GIVEN REQUEST:
Only the pictures stay out; every record is to be quoted exactly.

EXERCISE MATERIALS:
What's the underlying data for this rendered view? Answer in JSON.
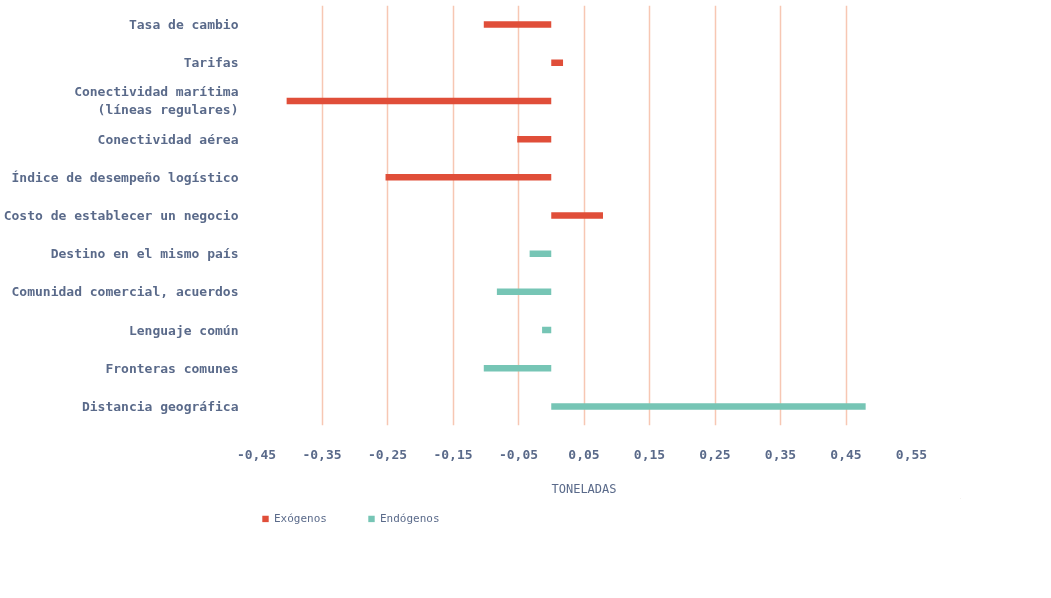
{
  "chart_data": {
    "type": "bar",
    "orientation": "horizontal",
    "xlabel": "TONELADAS",
    "categories": [
      "Tasa de cambio",
      "Tarifas",
      "Conectividad marítima\n(líneas regulares)",
      "Conectividad aérea",
      "Índice de desempeño logístico",
      "Costo de establecer un negocio",
      "Destino en el mismo país",
      "Comunidad comercial, acuerdos",
      "Lenguaje común",
      "Fronteras comunes",
      "Distancia geográfica"
    ],
    "series": [
      {
        "name": "Exógenos",
        "color": "#e04e39",
        "values": [
          -0.103,
          0.018,
          -0.404,
          -0.052,
          -0.253,
          0.079,
          null,
          null,
          null,
          null,
          null
        ]
      },
      {
        "name": "Endógenos",
        "color": "#76c5b5",
        "values": [
          null,
          null,
          null,
          null,
          null,
          null,
          -0.033,
          -0.083,
          -0.014,
          -0.103,
          0.48
        ]
      }
    ],
    "xlim": [
      -0.45,
      0.55
    ],
    "xticks": [
      {
        "value": -0.45,
        "label": "-0,45"
      },
      {
        "value": -0.35,
        "label": "-0,35"
      },
      {
        "value": -0.25,
        "label": "-0,25"
      },
      {
        "value": -0.15,
        "label": "-0,15"
      },
      {
        "value": -0.05,
        "label": "-0,05"
      },
      {
        "value": 0.05,
        "label": "0,05"
      },
      {
        "value": 0.15,
        "label": "0,15"
      },
      {
        "value": 0.25,
        "label": "0,25"
      },
      {
        "value": 0.35,
        "label": "0,35"
      },
      {
        "value": 0.45,
        "label": "0,45"
      },
      {
        "value": 0.55,
        "label": "0,55"
      }
    ],
    "grid": "x",
    "legend": "bottom left"
  }
}
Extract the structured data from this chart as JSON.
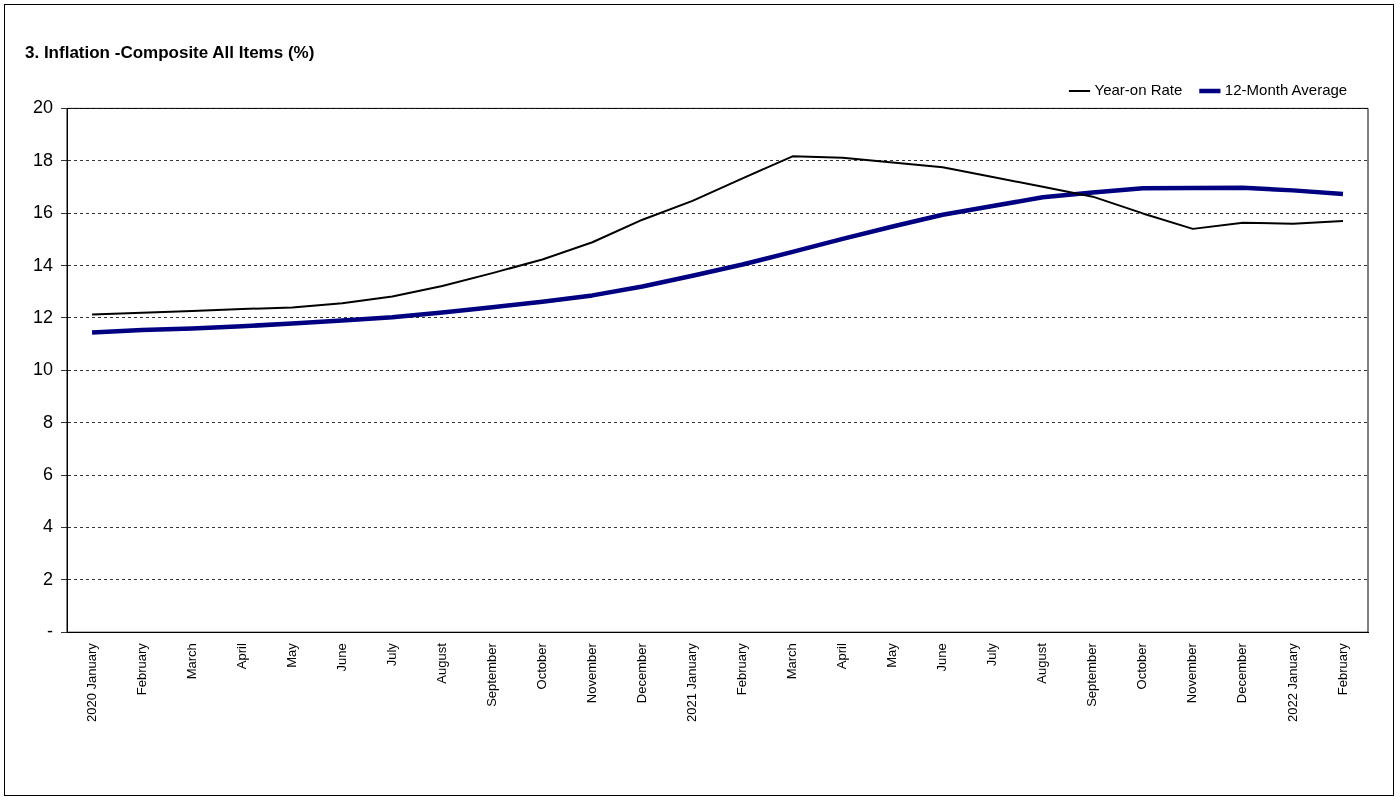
{
  "chart_data": {
    "type": "line",
    "title": "3. Inflation -Composite All Items (%)",
    "categories": [
      "2020 January",
      "February",
      "March",
      "April",
      "May",
      "June",
      "July",
      "August",
      "September",
      "October",
      "November",
      "December",
      "2021 January",
      "February",
      "March",
      "April",
      "May",
      "June",
      "July",
      "August",
      "September",
      "October",
      "November",
      "December",
      "2022 January",
      "February"
    ],
    "series": [
      {
        "name": "Year-on Rate",
        "color": "#000000",
        "values": [
          12.13,
          12.2,
          12.26,
          12.34,
          12.4,
          12.56,
          12.82,
          13.22,
          13.71,
          14.23,
          14.89,
          15.75,
          16.47,
          17.33,
          18.17,
          18.12,
          17.93,
          17.75,
          17.38,
          17.01,
          16.63,
          15.99,
          15.4,
          15.63,
          15.6,
          15.7
        ]
      },
      {
        "name": "12-Month Average",
        "color": "#000080",
        "values": [
          11.44,
          11.54,
          11.6,
          11.68,
          11.79,
          11.9,
          12.03,
          12.21,
          12.41,
          12.62,
          12.86,
          13.2,
          13.61,
          14.04,
          14.52,
          15.02,
          15.49,
          15.94,
          16.27,
          16.61,
          16.79,
          16.95,
          16.96,
          16.97,
          16.87,
          16.73
        ]
      }
    ],
    "ylim": [
      0,
      20
    ],
    "yticks": [
      {
        "value": 0,
        "label": "-"
      },
      2,
      4,
      6,
      8,
      10,
      12,
      14,
      16,
      18,
      20
    ],
    "grid": "y",
    "legend": "top right",
    "marker": "none",
    "line_style": "solid"
  }
}
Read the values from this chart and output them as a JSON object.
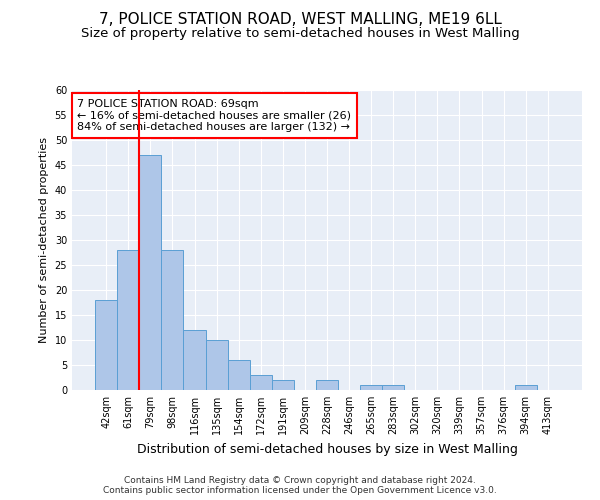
{
  "title": "7, POLICE STATION ROAD, WEST MALLING, ME19 6LL",
  "subtitle": "Size of property relative to semi-detached houses in West Malling",
  "xlabel": "Distribution of semi-detached houses by size in West Malling",
  "ylabel": "Number of semi-detached properties",
  "categories": [
    "42sqm",
    "61sqm",
    "79sqm",
    "98sqm",
    "116sqm",
    "135sqm",
    "154sqm",
    "172sqm",
    "191sqm",
    "209sqm",
    "228sqm",
    "246sqm",
    "265sqm",
    "283sqm",
    "302sqm",
    "320sqm",
    "339sqm",
    "357sqm",
    "376sqm",
    "394sqm",
    "413sqm"
  ],
  "values": [
    18,
    28,
    47,
    28,
    12,
    10,
    6,
    3,
    2,
    0,
    2,
    0,
    1,
    1,
    0,
    0,
    0,
    0,
    0,
    1,
    0
  ],
  "bar_color": "#aec6e8",
  "bar_edge_color": "#5a9fd4",
  "red_line_x": 1.5,
  "annotation_text": "7 POLICE STATION ROAD: 69sqm\n← 16% of semi-detached houses are smaller (26)\n84% of semi-detached houses are larger (132) →",
  "annotation_box_color": "white",
  "annotation_box_edge_color": "red",
  "footer_line1": "Contains HM Land Registry data © Crown copyright and database right 2024.",
  "footer_line2": "Contains public sector information licensed under the Open Government Licence v3.0.",
  "ylim": [
    0,
    60
  ],
  "yticks": [
    0,
    5,
    10,
    15,
    20,
    25,
    30,
    35,
    40,
    45,
    50,
    55,
    60
  ],
  "background_color": "#e8eef7",
  "grid_color": "white",
  "title_fontsize": 11,
  "subtitle_fontsize": 9.5,
  "xlabel_fontsize": 9,
  "ylabel_fontsize": 8,
  "tick_fontsize": 7,
  "annotation_fontsize": 8,
  "footer_fontsize": 6.5
}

REPLY TO THE EXERCISE:
What's the underlying data for this rendered view? Answer in JSON.
{
  "chart_data": {
    "type": "bar",
    "orientation": "horizontal",
    "xlabel": "TONELADAS",
    "categories": [
      "Tasa de cambio",
      "Tarifas",
      "Conectividad marítima\n(líneas regulares)",
      "Conectividad aérea",
      "Índice de desempeño logístico",
      "Costo de establecer un negocio",
      "Destino en el mismo país",
      "Comunidad comercial, acuerdos",
      "Lenguaje común",
      "Fronteras comunes",
      "Distancia geográfica"
    ],
    "series": [
      {
        "name": "Exógenos",
        "color": "#e04e39",
        "values": [
          -0.103,
          0.018,
          -0.404,
          -0.052,
          -0.253,
          0.079,
          null,
          null,
          null,
          null,
          null
        ]
      },
      {
        "name": "Endógenos",
        "color": "#76c5b5",
        "values": [
          null,
          null,
          null,
          null,
          null,
          null,
          -0.033,
          -0.083,
          -0.014,
          -0.103,
          0.48
        ]
      }
    ],
    "xlim": [
      -0.45,
      0.55
    ],
    "xticks": [
      {
        "value": -0.45,
        "label": "-0,45"
      },
      {
        "value": -0.35,
        "label": "-0,35"
      },
      {
        "value": -0.25,
        "label": "-0,25"
      },
      {
        "value": -0.15,
        "label": "-0,15"
      },
      {
        "value": -0.05,
        "label": "-0,05"
      },
      {
        "value": 0.05,
        "label": "0,05"
      },
      {
        "value": 0.15,
        "label": "0,15"
      },
      {
        "value": 0.25,
        "label": "0,25"
      },
      {
        "value": 0.35,
        "label": "0,35"
      },
      {
        "value": 0.45,
        "label": "0,45"
      },
      {
        "value": 0.55,
        "label": "0,55"
      }
    ],
    "grid": "x",
    "legend": "bottom left"
  }
}
Extract the structured data from this chart as JSON.
{
  "chart_data": {
    "type": "line",
    "title": "3. Inflation -Composite All Items (%)",
    "categories": [
      "2020 January",
      "February",
      "March",
      "April",
      "May",
      "June",
      "July",
      "August",
      "September",
      "October",
      "November",
      "December",
      "2021 January",
      "February",
      "March",
      "April",
      "May",
      "June",
      "July",
      "August",
      "September",
      "October",
      "November",
      "December",
      "2022 January",
      "February"
    ],
    "series": [
      {
        "name": "Year-on Rate",
        "color": "#000000",
        "values": [
          12.13,
          12.2,
          12.26,
          12.34,
          12.4,
          12.56,
          12.82,
          13.22,
          13.71,
          14.23,
          14.89,
          15.75,
          16.47,
          17.33,
          18.17,
          18.12,
          17.93,
          17.75,
          17.38,
          17.01,
          16.63,
          15.99,
          15.4,
          15.63,
          15.6,
          15.7
        ]
      },
      {
        "name": "12-Month Average",
        "color": "#000080",
        "values": [
          11.44,
          11.54,
          11.6,
          11.68,
          11.79,
          11.9,
          12.03,
          12.21,
          12.41,
          12.62,
          12.86,
          13.2,
          13.61,
          14.04,
          14.52,
          15.02,
          15.49,
          15.94,
          16.27,
          16.61,
          16.79,
          16.95,
          16.96,
          16.97,
          16.87,
          16.73
        ]
      }
    ],
    "ylim": [
      0,
      20
    ],
    "yticks": [
      {
        "value": 0,
        "label": "-"
      },
      2,
      4,
      6,
      8,
      10,
      12,
      14,
      16,
      18,
      20
    ],
    "grid": "y",
    "legend": "top right",
    "marker": "none",
    "line_style": "solid"
  }
}
Read the values from this chart and output them as a JSON object.
{
  "title": "7, POLICE STATION ROAD, WEST MALLING, ME19 6LL",
  "subtitle": "Size of property relative to semi-detached houses in West Malling",
  "xlabel": "Distribution of semi-detached houses by size in West Malling",
  "ylabel": "Number of semi-detached properties",
  "categories": [
    "42sqm",
    "61sqm",
    "79sqm",
    "98sqm",
    "116sqm",
    "135sqm",
    "154sqm",
    "172sqm",
    "191sqm",
    "209sqm",
    "228sqm",
    "246sqm",
    "265sqm",
    "283sqm",
    "302sqm",
    "320sqm",
    "339sqm",
    "357sqm",
    "376sqm",
    "394sqm",
    "413sqm"
  ],
  "values": [
    18,
    28,
    47,
    28,
    12,
    10,
    6,
    3,
    2,
    0,
    2,
    0,
    1,
    1,
    0,
    0,
    0,
    0,
    0,
    1,
    0
  ],
  "bar_color": "#aec6e8",
  "bar_edge_color": "#5a9fd4",
  "red_line_x": 1.5,
  "annotation_text": "7 POLICE STATION ROAD: 69sqm\n← 16% of semi-detached houses are smaller (26)\n84% of semi-detached houses are larger (132) →",
  "annotation_box_color": "white",
  "annotation_box_edge_color": "red",
  "footer_line1": "Contains HM Land Registry data © Crown copyright and database right 2024.",
  "footer_line2": "Contains public sector information licensed under the Open Government Licence v3.0.",
  "ylim": [
    0,
    60
  ],
  "yticks": [
    0,
    5,
    10,
    15,
    20,
    25,
    30,
    35,
    40,
    45,
    50,
    55,
    60
  ],
  "background_color": "#e8eef7",
  "grid_color": "white",
  "title_fontsize": 11,
  "subtitle_fontsize": 9.5,
  "xlabel_fontsize": 9,
  "ylabel_fontsize": 8,
  "tick_fontsize": 7,
  "annotation_fontsize": 8,
  "footer_fontsize": 6.5
}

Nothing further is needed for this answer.